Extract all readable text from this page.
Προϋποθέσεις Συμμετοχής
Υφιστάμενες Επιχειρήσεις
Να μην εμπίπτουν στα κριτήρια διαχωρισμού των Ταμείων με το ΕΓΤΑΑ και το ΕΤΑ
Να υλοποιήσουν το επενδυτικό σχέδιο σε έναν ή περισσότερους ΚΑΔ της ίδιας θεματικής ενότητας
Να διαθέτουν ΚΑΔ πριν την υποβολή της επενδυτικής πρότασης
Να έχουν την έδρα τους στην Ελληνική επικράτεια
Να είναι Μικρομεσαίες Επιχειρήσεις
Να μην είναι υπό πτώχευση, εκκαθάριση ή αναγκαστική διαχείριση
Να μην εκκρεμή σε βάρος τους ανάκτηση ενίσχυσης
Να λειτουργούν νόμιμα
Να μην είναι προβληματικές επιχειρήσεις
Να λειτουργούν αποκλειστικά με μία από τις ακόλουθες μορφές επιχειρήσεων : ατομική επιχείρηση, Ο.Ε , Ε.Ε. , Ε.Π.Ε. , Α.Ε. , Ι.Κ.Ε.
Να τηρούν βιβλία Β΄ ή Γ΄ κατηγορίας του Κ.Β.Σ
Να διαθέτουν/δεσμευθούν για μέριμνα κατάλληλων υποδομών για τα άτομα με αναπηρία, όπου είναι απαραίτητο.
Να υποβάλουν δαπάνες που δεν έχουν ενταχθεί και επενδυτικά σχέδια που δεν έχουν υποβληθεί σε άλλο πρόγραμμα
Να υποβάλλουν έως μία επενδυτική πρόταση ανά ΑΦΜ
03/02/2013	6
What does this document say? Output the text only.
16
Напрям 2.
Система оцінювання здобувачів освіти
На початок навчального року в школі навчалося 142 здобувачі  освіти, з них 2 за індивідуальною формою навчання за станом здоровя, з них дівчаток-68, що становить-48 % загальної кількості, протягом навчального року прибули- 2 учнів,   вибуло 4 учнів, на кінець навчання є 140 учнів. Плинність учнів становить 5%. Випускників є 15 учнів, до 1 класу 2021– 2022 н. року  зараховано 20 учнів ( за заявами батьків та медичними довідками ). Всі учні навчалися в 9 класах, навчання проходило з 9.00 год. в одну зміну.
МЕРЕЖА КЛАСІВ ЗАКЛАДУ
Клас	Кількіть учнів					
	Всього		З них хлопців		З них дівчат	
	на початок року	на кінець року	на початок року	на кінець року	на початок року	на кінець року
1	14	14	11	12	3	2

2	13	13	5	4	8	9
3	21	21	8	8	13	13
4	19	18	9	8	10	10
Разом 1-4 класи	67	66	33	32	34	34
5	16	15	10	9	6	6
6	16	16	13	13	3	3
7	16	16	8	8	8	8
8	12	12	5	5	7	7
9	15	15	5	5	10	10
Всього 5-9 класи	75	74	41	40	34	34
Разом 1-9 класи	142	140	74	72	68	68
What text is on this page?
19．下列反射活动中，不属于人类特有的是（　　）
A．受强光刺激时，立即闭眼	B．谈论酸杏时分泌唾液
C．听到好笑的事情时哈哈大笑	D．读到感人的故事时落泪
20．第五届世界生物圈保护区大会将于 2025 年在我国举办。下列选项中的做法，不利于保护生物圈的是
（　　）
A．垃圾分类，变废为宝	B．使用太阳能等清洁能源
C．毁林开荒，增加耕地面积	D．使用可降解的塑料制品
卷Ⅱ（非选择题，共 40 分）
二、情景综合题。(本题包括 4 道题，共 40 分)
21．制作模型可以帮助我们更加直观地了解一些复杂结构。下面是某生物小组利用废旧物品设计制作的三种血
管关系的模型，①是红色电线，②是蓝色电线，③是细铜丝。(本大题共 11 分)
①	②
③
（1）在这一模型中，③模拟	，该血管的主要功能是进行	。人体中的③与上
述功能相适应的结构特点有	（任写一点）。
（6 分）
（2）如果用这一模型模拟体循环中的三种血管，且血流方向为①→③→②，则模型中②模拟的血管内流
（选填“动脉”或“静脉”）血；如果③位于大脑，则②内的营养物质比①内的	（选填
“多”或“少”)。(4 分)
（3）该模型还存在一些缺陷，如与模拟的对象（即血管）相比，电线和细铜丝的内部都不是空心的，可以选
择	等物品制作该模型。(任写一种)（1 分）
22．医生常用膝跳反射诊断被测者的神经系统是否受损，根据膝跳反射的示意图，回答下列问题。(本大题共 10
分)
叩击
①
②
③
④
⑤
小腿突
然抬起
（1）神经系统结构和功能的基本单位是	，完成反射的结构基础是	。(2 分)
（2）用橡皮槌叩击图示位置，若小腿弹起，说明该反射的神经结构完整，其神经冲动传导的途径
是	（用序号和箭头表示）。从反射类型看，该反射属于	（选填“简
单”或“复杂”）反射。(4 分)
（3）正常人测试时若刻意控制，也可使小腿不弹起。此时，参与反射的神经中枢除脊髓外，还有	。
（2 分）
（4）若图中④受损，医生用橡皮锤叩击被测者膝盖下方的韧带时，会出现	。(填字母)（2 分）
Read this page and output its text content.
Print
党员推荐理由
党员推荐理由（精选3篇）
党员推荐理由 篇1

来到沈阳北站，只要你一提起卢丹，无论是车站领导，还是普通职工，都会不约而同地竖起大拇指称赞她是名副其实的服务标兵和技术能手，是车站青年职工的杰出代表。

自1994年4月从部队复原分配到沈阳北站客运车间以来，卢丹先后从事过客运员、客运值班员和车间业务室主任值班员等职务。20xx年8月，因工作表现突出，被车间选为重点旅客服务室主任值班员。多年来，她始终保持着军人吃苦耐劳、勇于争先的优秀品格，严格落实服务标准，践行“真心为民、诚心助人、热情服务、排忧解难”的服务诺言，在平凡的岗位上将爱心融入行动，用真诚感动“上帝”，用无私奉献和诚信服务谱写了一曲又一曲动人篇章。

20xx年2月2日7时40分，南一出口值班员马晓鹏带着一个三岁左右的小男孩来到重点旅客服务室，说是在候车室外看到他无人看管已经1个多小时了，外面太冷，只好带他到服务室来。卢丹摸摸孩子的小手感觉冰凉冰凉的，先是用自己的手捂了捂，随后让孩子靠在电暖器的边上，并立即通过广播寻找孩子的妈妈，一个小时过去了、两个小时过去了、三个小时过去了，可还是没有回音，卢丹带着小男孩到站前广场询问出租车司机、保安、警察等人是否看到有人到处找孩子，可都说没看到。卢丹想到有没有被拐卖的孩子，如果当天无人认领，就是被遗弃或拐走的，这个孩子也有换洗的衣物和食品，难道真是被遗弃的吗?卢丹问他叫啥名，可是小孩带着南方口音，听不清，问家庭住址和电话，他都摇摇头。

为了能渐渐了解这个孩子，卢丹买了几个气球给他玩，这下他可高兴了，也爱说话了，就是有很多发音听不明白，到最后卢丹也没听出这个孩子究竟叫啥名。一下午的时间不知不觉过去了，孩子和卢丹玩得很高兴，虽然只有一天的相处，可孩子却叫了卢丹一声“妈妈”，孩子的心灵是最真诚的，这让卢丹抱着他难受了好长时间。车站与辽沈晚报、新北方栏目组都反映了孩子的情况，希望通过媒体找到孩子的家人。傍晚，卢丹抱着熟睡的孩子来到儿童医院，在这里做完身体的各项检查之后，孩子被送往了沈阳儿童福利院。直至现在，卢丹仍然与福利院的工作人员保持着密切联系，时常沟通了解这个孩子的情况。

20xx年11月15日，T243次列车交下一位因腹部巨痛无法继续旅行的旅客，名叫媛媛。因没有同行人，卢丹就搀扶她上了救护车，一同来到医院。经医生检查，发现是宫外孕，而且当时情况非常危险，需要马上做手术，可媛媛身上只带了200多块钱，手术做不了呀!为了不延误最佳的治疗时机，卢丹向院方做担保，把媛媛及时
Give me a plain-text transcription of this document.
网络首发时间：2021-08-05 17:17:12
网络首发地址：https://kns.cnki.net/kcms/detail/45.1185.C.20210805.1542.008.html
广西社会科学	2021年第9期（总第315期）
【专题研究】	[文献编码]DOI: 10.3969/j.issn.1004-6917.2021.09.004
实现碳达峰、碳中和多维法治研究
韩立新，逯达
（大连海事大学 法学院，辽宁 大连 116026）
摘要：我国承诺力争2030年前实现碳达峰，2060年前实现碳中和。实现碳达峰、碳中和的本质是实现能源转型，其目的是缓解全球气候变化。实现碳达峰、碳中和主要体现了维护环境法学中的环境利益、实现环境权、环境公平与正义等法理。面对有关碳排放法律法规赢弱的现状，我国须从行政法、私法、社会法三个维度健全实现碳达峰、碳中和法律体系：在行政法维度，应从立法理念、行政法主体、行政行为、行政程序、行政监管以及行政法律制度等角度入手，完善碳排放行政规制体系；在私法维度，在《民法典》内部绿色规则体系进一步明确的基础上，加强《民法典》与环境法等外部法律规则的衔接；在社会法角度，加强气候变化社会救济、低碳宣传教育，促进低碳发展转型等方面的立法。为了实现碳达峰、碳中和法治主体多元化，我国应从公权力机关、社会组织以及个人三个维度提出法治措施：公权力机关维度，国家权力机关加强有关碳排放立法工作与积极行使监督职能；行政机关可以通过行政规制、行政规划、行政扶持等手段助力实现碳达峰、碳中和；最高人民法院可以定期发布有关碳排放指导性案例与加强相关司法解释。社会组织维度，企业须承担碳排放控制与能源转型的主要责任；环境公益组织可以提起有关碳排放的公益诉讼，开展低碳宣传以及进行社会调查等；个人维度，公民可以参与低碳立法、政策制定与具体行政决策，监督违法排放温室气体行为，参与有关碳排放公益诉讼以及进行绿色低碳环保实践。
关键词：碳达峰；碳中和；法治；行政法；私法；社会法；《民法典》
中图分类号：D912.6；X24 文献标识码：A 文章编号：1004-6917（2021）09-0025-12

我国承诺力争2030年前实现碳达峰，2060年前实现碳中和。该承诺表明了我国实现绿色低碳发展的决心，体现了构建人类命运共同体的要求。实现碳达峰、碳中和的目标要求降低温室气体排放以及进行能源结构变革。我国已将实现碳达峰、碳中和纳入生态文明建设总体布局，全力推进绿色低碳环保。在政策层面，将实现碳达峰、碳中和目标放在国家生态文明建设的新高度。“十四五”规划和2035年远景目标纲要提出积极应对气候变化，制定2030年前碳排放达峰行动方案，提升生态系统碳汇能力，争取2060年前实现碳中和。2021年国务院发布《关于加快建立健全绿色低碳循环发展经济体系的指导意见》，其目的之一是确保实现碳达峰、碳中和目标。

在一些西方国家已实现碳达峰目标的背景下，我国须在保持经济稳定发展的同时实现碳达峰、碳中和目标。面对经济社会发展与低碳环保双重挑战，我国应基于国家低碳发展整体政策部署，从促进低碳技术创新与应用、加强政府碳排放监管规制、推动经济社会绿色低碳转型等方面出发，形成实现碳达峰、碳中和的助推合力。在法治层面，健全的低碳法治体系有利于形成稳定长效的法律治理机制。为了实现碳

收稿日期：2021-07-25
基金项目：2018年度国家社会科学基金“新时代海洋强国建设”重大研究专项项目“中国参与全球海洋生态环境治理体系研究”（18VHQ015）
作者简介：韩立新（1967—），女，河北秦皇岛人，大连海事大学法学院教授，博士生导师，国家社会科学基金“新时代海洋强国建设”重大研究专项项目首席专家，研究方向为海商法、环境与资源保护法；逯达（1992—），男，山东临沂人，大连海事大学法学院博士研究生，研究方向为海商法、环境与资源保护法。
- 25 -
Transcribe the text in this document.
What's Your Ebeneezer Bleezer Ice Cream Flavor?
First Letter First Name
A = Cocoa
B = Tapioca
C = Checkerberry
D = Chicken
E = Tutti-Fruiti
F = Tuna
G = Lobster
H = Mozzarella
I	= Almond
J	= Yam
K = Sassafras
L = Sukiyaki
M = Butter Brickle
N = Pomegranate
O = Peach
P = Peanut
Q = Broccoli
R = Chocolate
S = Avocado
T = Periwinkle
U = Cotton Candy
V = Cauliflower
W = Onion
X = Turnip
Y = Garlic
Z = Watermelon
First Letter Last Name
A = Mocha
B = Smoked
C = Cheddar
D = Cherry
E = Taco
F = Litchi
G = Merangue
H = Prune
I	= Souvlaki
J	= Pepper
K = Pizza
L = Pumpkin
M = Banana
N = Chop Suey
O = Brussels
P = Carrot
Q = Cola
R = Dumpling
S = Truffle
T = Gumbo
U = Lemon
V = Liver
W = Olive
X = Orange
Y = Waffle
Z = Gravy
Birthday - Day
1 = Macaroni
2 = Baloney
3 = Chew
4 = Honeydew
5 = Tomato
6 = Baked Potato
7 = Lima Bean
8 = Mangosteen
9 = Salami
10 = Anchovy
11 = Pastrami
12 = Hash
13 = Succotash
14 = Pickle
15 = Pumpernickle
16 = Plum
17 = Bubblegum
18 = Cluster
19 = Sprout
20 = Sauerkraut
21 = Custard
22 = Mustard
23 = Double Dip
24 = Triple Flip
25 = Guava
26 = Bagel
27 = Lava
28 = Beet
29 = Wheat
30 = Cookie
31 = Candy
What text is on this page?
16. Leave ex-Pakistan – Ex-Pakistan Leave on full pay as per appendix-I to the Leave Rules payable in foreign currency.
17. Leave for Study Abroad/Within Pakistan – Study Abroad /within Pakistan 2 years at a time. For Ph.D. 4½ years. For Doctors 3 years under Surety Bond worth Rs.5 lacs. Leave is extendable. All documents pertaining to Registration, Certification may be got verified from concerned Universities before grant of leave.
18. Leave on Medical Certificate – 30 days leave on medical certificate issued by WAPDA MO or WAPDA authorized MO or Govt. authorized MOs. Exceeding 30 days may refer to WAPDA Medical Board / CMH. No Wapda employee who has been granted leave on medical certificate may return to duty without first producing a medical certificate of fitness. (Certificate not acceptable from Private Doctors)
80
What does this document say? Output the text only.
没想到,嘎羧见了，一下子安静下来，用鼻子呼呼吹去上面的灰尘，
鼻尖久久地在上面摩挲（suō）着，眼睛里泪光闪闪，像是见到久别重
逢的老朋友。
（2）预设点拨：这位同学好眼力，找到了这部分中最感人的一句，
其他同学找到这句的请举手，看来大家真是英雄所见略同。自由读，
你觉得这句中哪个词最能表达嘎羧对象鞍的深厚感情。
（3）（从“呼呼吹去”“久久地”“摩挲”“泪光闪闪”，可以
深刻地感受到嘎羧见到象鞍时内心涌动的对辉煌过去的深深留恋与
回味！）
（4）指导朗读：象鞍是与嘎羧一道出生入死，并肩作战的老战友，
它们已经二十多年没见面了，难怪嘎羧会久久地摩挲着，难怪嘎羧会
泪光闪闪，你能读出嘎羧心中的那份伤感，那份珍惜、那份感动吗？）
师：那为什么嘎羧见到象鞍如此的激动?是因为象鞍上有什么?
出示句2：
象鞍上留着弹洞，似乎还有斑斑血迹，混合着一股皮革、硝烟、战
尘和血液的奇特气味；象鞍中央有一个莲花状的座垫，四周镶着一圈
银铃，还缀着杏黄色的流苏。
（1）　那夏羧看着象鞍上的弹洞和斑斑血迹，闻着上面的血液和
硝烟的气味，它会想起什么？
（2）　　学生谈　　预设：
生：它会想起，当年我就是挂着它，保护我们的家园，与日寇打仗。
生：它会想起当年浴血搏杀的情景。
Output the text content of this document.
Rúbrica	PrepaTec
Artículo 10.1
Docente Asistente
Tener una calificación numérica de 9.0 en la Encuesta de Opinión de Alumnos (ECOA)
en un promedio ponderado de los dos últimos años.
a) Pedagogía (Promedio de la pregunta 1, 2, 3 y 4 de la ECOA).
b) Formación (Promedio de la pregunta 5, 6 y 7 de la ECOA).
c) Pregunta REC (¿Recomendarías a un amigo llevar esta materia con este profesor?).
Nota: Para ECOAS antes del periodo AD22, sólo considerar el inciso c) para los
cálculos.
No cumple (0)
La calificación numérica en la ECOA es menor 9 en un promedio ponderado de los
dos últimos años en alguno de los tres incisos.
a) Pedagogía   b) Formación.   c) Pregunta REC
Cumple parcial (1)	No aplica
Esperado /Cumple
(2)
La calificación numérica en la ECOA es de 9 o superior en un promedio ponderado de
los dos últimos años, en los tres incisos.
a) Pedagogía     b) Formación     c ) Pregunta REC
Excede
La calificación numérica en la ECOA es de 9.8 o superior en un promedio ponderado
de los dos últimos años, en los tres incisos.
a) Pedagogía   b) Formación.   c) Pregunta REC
++++++++++
Pick out every line holding the string "учнів" and return it.

§ **Worked answer**:
На початок навчального року в школі навчалося 142 здобувачі  освіти, з них 2 за індивідуальною формою навчання за станом здоровя, з них дівчаток-68, що становить-48 % загальної кількості, протягом навчального року прибули- 2 учнів,   вибуло 4 учнів, на кінець навчання є 140 учнів. Плинність учнів становить 5%. Випускників є 15 учнів, до 1 класу 2021– 2022 н. року  зараховано 20 учнів ( за заявами батьків та медичними довідками ). Всі учні навчалися в 9 класах, навчання проходило з 9.00 год. в одну зміну.
Клас	Кількіть учнів					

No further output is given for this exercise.